**What the task asks**
Find the lines that hold the word "MasterBuilding" and return them.

====== Supplied entries

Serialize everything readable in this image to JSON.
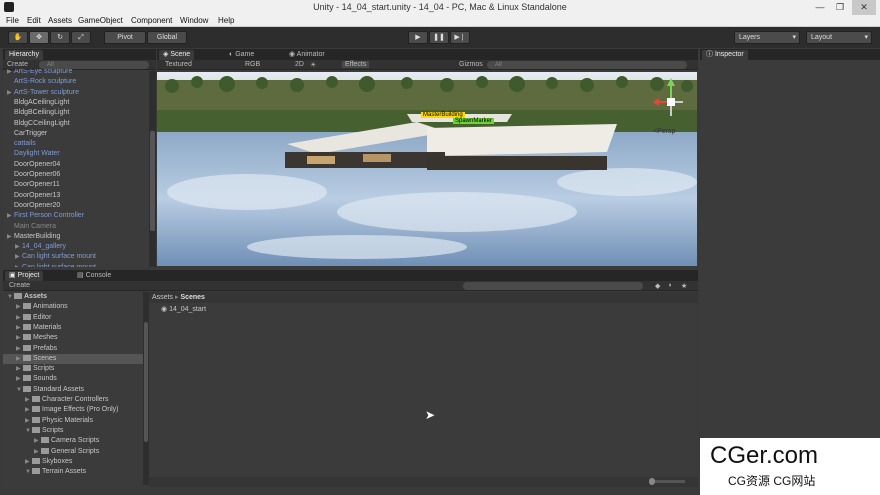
{
  "window": {
    "title": "Unity - 14_04_start.unity - 14_04 - PC, Mac & Linux Standalone"
  },
  "menu": [
    "File",
    "Edit",
    "Assets",
    "GameObject",
    "Component",
    "Window",
    "Help"
  ],
  "toolbar": {
    "pivot": "Pivot",
    "global": "Global",
    "layers": "Layers",
    "layout": "Layout"
  },
  "hierarchy": {
    "tab": "Hierarchy",
    "create": "Create",
    "search": "All",
    "items": [
      {
        "label": "ArtS-Eye sculpture",
        "color": "blue",
        "arrow": true
      },
      {
        "label": "ArtS-Rock sculpture",
        "color": "blue",
        "arrow": false
      },
      {
        "label": "ArtS-Tower sculpture",
        "color": "blue",
        "arrow": true
      },
      {
        "label": "BldgACeilingLight",
        "color": "normal",
        "arrow": false
      },
      {
        "label": "BldgBCeilingLight",
        "color": "normal",
        "arrow": false
      },
      {
        "label": "BldgCCeilingLight",
        "color": "normal",
        "arrow": false
      },
      {
        "label": "CarTrigger",
        "color": "normal",
        "arrow": false
      },
      {
        "label": "cattails",
        "color": "blue",
        "arrow": false
      },
      {
        "label": "Daylight Water",
        "color": "blue",
        "arrow": false
      },
      {
        "label": "DoorOpener04",
        "color": "normal",
        "arrow": false
      },
      {
        "label": "DoorOpener06",
        "color": "normal",
        "arrow": false
      },
      {
        "label": "DoorOpener11",
        "color": "normal",
        "arrow": false
      },
      {
        "label": "DoorOpener13",
        "color": "normal",
        "arrow": false
      },
      {
        "label": "DoorOpener20",
        "color": "normal",
        "arrow": false
      },
      {
        "label": "First Person Controller",
        "color": "blue",
        "arrow": true
      },
      {
        "label": "Main Camera",
        "color": "gray",
        "arrow": false
      },
      {
        "label": "MasterBuilding",
        "color": "normal",
        "arrow": true
      },
      {
        "label": "14_04_gallery",
        "color": "blue",
        "arrow": true,
        "indent": 1
      },
      {
        "label": "Can light surface mount",
        "color": "blue",
        "arrow": true,
        "indent": 1
      },
      {
        "label": "Can light surface mount",
        "color": "blue",
        "arrow": true,
        "indent": 1
      }
    ]
  },
  "scene": {
    "tabs": [
      "Scene",
      "Game",
      "Animator"
    ],
    "render_mode": "Textured",
    "color_mode": "RGB",
    "mode_2d": "2D",
    "effects": "Effects",
    "gizmos": "Gizmos",
    "search": "All",
    "persp": "<Persp",
    "labels": [
      "MasterBuilding",
      "SpawnMarker"
    ]
  },
  "inspector": {
    "tab": "Inspector"
  },
  "project": {
    "tabs": [
      "Project",
      "Console"
    ],
    "create": "Create",
    "breadcrumb": [
      "Assets",
      "Scenes"
    ],
    "tree": [
      {
        "label": "Assets",
        "level": 0,
        "open": true,
        "bold": true
      },
      {
        "label": "Animations",
        "level": 1,
        "open": false
      },
      {
        "label": "Editor",
        "level": 1,
        "open": false
      },
      {
        "label": "Materials",
        "level": 1,
        "open": false
      },
      {
        "label": "Meshes",
        "level": 1,
        "open": false
      },
      {
        "label": "Prefabs",
        "level": 1,
        "open": false
      },
      {
        "label": "Scenes",
        "level": 1,
        "open": false,
        "selected": true
      },
      {
        "label": "Scripts",
        "level": 1,
        "open": false
      },
      {
        "label": "Sounds",
        "level": 1,
        "open": false
      },
      {
        "label": "Standard Assets",
        "level": 1,
        "open": true
      },
      {
        "label": "Character Controllers",
        "level": 2,
        "open": false
      },
      {
        "label": "Image Effects (Pro Only)",
        "level": 2,
        "open": false
      },
      {
        "label": "Physic Materials",
        "level": 2,
        "open": false
      },
      {
        "label": "Scripts",
        "level": 2,
        "open": true
      },
      {
        "label": "Camera Scripts",
        "level": 3,
        "open": false
      },
      {
        "label": "General Scripts",
        "level": 3,
        "open": false
      },
      {
        "label": "Skyboxes",
        "level": 2,
        "open": false
      },
      {
        "label": "Terrain Assets",
        "level": 2,
        "open": true
      }
    ],
    "files": [
      "14_04_start"
    ]
  },
  "watermark": {
    "main": "CGer.com",
    "sub": "CG资源 CG网站"
  },
  "colors": {
    "toolbar": "#2d2d2d",
    "panel": "#3b3b3b",
    "accent_blue": "#7f9cd9",
    "selection": "#555555"
  }
}
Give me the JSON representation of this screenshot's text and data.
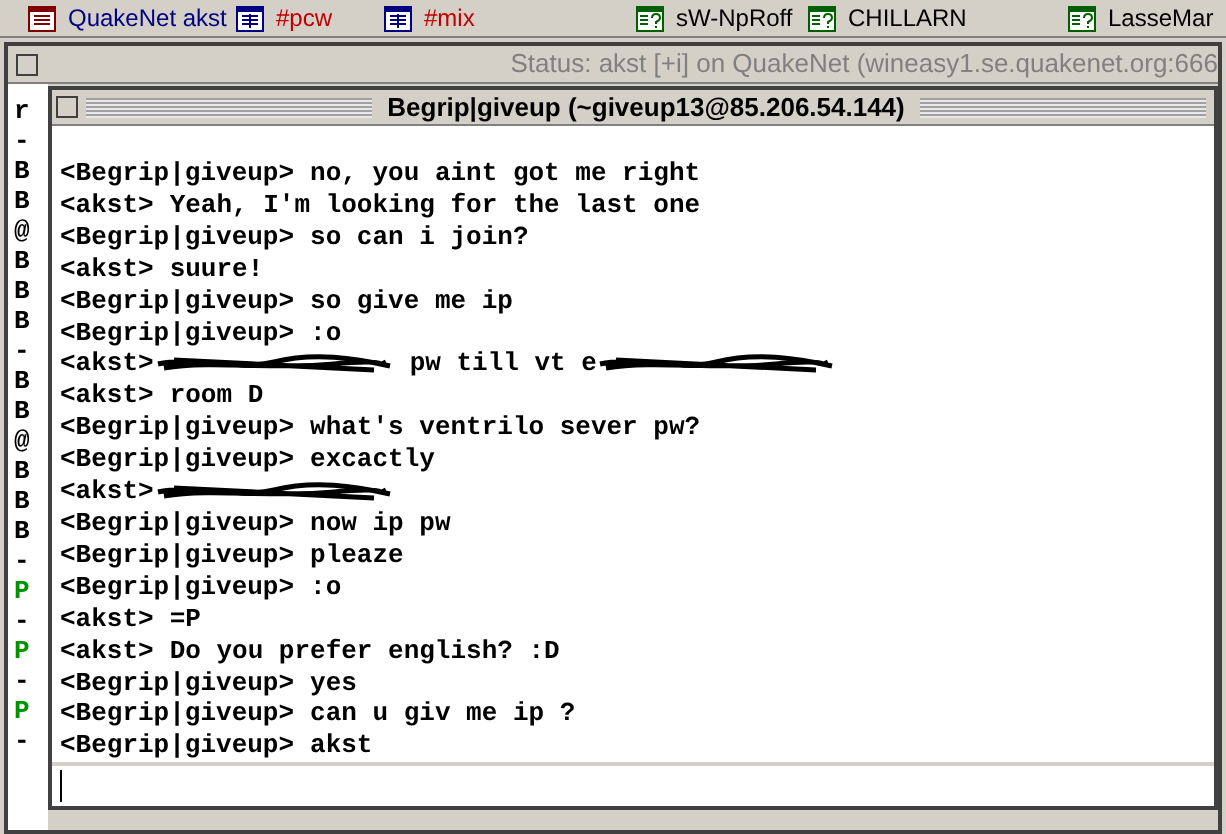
{
  "switchbar": [
    {
      "kind": "status",
      "label": "QuakeNet akst",
      "color": "#000080"
    },
    {
      "kind": "channel",
      "label": "#pcw",
      "color": "#c00000"
    },
    {
      "kind": "channel",
      "label": "#mix",
      "color": "#c00000"
    },
    {
      "kind": "query",
      "label": "sW-NpRoff",
      "color": "#000000"
    },
    {
      "kind": "query",
      "label": "CHILLARN",
      "color": "#000000"
    },
    {
      "kind": "query",
      "label": "LasseMar",
      "color": "#000000"
    }
  ],
  "status_window": {
    "title": "Status: akst [+i] on QuakeNet (wineasy1.se.quakenet.org:666",
    "lines": [
      {
        "text": "r",
        "color": "#000000"
      },
      {
        "text": "-",
        "color": "#000000"
      },
      {
        "text": "B",
        "color": "#000000"
      },
      {
        "text": "B",
        "color": "#000000"
      },
      {
        "text": "@",
        "color": "#000000"
      },
      {
        "text": "B",
        "color": "#000000"
      },
      {
        "text": "B",
        "color": "#000000"
      },
      {
        "text": "B",
        "color": "#000000"
      },
      {
        "text": "-",
        "color": "#000000"
      },
      {
        "text": "B",
        "color": "#000000"
      },
      {
        "text": "B",
        "color": "#000000"
      },
      {
        "text": "@",
        "color": "#000000"
      },
      {
        "text": "B",
        "color": "#000000"
      },
      {
        "text": "B",
        "color": "#000000"
      },
      {
        "text": "B",
        "color": "#000000"
      },
      {
        "text": "-",
        "color": "#000000"
      },
      {
        "text": "P",
        "color": "#009300"
      },
      {
        "text": "-",
        "color": "#000000"
      },
      {
        "text": "P",
        "color": "#009300"
      },
      {
        "text": "-",
        "color": "#000000"
      },
      {
        "text": "P",
        "color": "#009300"
      },
      {
        "text": "-",
        "color": "#000000"
      }
    ]
  },
  "query_window": {
    "title": "Begrip|giveup (~giveup13@85.206.54.144)",
    "lines": [
      {
        "nick": "<Begrip|giveup>",
        "parts": [
          {
            "kind": "text",
            "text": "no, you aint got me right"
          }
        ]
      },
      {
        "nick": "<akst>",
        "parts": [
          {
            "kind": "text",
            "text": "Yeah, I'm looking for the last one"
          }
        ]
      },
      {
        "nick": "<Begrip|giveup>",
        "parts": [
          {
            "kind": "text",
            "text": "so can i join?"
          }
        ]
      },
      {
        "nick": "<akst>",
        "parts": [
          {
            "kind": "text",
            "text": "suure!"
          }
        ]
      },
      {
        "nick": "<Begrip|giveup>",
        "parts": [
          {
            "kind": "text",
            "text": "so give me ip"
          }
        ]
      },
      {
        "nick": "<Begrip|giveup>",
        "parts": [
          {
            "kind": "text",
            "text": ":o"
          }
        ]
      },
      {
        "nick": "<akst>",
        "parts": [
          {
            "kind": "scribble"
          },
          {
            "kind": "text",
            "text": "pw till vt e"
          },
          {
            "kind": "scribble"
          }
        ]
      },
      {
        "nick": "<akst>",
        "parts": [
          {
            "kind": "text",
            "text": "room D"
          }
        ]
      },
      {
        "nick": "<Begrip|giveup>",
        "parts": [
          {
            "kind": "text",
            "text": "what's ventrilo sever pw?"
          }
        ]
      },
      {
        "nick": "<Begrip|giveup>",
        "parts": [
          {
            "kind": "text",
            "text": "excactly"
          }
        ]
      },
      {
        "nick": "<akst>",
        "parts": [
          {
            "kind": "scribble"
          }
        ]
      },
      {
        "nick": "<Begrip|giveup>",
        "parts": [
          {
            "kind": "text",
            "text": "now ip pw"
          }
        ]
      },
      {
        "nick": "<Begrip|giveup>",
        "parts": [
          {
            "kind": "text",
            "text": "pleaze"
          }
        ]
      },
      {
        "nick": "<Begrip|giveup>",
        "parts": [
          {
            "kind": "text",
            "text": ":o"
          }
        ]
      },
      {
        "nick": "<akst>",
        "parts": [
          {
            "kind": "text",
            "text": "=P"
          }
        ]
      },
      {
        "nick": "<akst>",
        "parts": [
          {
            "kind": "text",
            "text": "Do you prefer english? :D"
          }
        ]
      },
      {
        "nick": "<Begrip|giveup>",
        "parts": [
          {
            "kind": "text",
            "text": "yes"
          }
        ]
      },
      {
        "nick": "<Begrip|giveup>",
        "parts": [
          {
            "kind": "text",
            "text": "can u giv me ip ?"
          }
        ]
      },
      {
        "nick": "<Begrip|giveup>",
        "parts": [
          {
            "kind": "text",
            "text": "akst"
          }
        ]
      }
    ]
  }
}
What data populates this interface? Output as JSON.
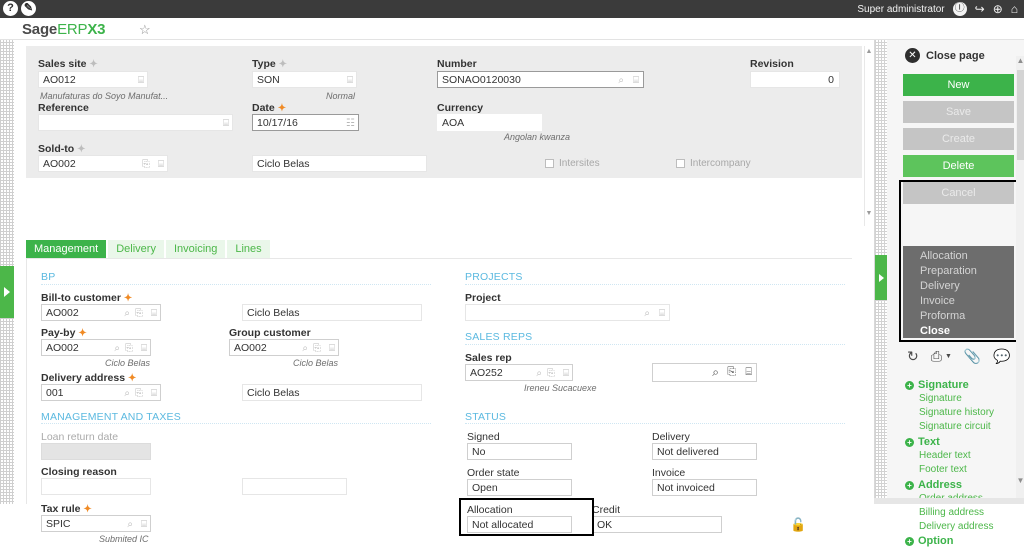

============

**Final result**
        "label": "MasterBuilding",
      "MasterBuilding",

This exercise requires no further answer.